Set out every line bearing the string "JSON".

- _Provided information_

* BEGIN *

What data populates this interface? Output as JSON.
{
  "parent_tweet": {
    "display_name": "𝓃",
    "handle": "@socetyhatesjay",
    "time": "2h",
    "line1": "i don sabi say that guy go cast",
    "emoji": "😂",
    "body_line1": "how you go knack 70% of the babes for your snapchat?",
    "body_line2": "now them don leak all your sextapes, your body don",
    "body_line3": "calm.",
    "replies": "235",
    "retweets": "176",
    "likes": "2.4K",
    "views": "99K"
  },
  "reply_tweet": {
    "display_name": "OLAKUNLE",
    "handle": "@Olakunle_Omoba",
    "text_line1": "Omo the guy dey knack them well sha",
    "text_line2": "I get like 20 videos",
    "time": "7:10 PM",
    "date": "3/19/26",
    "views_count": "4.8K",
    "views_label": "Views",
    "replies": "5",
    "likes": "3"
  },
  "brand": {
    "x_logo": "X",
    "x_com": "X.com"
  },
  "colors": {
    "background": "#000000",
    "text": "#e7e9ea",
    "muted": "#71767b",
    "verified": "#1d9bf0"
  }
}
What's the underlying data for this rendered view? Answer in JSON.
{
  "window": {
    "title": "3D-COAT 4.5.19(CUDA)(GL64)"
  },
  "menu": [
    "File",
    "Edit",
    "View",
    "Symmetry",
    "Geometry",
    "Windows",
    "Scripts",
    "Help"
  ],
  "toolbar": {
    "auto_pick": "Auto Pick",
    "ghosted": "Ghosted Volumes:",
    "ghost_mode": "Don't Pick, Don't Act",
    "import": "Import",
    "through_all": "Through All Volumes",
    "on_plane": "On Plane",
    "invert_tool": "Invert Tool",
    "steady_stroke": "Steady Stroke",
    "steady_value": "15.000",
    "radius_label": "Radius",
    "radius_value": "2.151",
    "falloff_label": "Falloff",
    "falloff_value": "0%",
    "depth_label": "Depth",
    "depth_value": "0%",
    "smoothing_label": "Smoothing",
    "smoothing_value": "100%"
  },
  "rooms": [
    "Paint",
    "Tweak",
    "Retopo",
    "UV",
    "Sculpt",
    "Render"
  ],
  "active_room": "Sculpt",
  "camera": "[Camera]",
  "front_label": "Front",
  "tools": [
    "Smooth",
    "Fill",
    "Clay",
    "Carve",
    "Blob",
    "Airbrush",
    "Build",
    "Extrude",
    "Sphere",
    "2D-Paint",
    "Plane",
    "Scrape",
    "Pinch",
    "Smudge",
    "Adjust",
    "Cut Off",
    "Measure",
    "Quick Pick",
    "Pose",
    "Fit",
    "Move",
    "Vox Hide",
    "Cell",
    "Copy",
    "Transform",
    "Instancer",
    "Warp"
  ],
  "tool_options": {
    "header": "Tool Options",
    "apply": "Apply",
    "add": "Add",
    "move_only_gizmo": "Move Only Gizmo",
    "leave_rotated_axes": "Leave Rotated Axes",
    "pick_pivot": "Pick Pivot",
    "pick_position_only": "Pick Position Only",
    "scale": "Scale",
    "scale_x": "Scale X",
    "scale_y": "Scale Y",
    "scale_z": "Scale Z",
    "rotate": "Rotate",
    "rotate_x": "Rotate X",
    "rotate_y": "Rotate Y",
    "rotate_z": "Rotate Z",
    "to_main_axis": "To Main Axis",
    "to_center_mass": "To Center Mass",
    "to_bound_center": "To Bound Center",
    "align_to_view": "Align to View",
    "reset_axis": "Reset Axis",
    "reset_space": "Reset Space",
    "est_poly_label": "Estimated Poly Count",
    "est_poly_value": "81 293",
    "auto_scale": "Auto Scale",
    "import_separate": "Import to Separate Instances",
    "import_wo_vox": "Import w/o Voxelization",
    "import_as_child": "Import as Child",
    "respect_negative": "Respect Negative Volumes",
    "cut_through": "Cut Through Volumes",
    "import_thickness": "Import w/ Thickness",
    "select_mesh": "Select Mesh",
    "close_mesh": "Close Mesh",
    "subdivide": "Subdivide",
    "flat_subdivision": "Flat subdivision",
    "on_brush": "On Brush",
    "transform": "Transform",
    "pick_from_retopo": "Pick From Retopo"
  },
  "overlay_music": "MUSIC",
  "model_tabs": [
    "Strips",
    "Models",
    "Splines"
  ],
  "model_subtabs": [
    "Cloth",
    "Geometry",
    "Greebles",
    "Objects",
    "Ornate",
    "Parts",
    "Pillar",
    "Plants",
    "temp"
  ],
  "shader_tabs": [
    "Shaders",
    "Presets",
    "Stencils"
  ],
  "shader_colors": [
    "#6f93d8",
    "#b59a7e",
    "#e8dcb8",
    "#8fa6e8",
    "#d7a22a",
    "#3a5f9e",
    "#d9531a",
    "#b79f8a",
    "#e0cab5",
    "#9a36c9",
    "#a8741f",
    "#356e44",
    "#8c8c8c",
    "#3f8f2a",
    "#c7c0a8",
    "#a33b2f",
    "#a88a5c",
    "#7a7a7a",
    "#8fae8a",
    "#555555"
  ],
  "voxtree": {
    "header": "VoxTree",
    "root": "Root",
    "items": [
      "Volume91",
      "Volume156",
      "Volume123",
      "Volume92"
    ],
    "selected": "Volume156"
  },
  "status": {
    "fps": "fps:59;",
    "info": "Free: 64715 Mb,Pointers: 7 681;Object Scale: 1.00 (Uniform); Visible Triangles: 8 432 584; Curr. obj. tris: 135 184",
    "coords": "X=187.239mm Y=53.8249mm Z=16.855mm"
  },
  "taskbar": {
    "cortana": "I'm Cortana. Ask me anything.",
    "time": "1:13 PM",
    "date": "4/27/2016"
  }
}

* END *

- _Exercise solution_
What data populates this interface? Output as JSON.
What's the underlying data for this rendered view? Answer in JSON.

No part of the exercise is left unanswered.